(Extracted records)
◆ ◆ ◆ ◆ ◆
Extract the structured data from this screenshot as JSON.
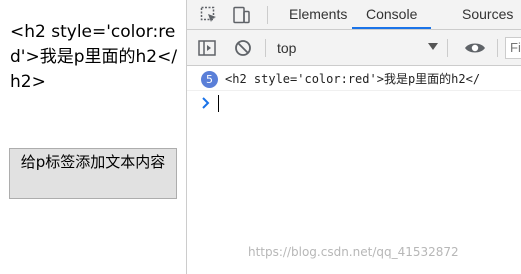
{
  "page": {
    "paragraph_text": "<h2 style='color:red'>我是p里面的h2</h2>",
    "button_label": "给p标签添加文本内容"
  },
  "devtools": {
    "tabs": [
      "Elements",
      "Console",
      "Sources"
    ],
    "active_tab": "Console",
    "context": "top",
    "filter_placeholder": "Fi",
    "log": {
      "repeat_count": "5",
      "text": "<h2 style='color:red'>我是p里面的h2</"
    }
  },
  "watermark": "https://blog.csdn.net/qq_41532872",
  "colors": {
    "accent": "#1a73e8",
    "badge": "#5a7fd8",
    "toolbar_bg": "#f3f3f3",
    "prompt": "#1a73e8"
  }
}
◆ ◆ ◆ ◆ ◆
--- Exercise brief ---
Your task is to return the entries above exactly, with no pictures.

--- Written response ---
Extract the structured data from this screenshot as JSON.
{
  "page": {
    "paragraph_text": "<h2 style='color:red'>我是p里面的h2</h2>",
    "button_label": "给p标签添加文本内容"
  },
  "devtools": {
    "tabs": [
      "Elements",
      "Console",
      "Sources"
    ],
    "active_tab": "Console",
    "context": "top",
    "filter_placeholder": "Fi",
    "log": {
      "repeat_count": "5",
      "text": "<h2 style='color:red'>我是p里面的h2</"
    }
  },
  "watermark": "https://blog.csdn.net/qq_41532872",
  "colors": {
    "accent": "#1a73e8",
    "badge": "#5a7fd8",
    "toolbar_bg": "#f3f3f3",
    "prompt": "#1a73e8"
  }
}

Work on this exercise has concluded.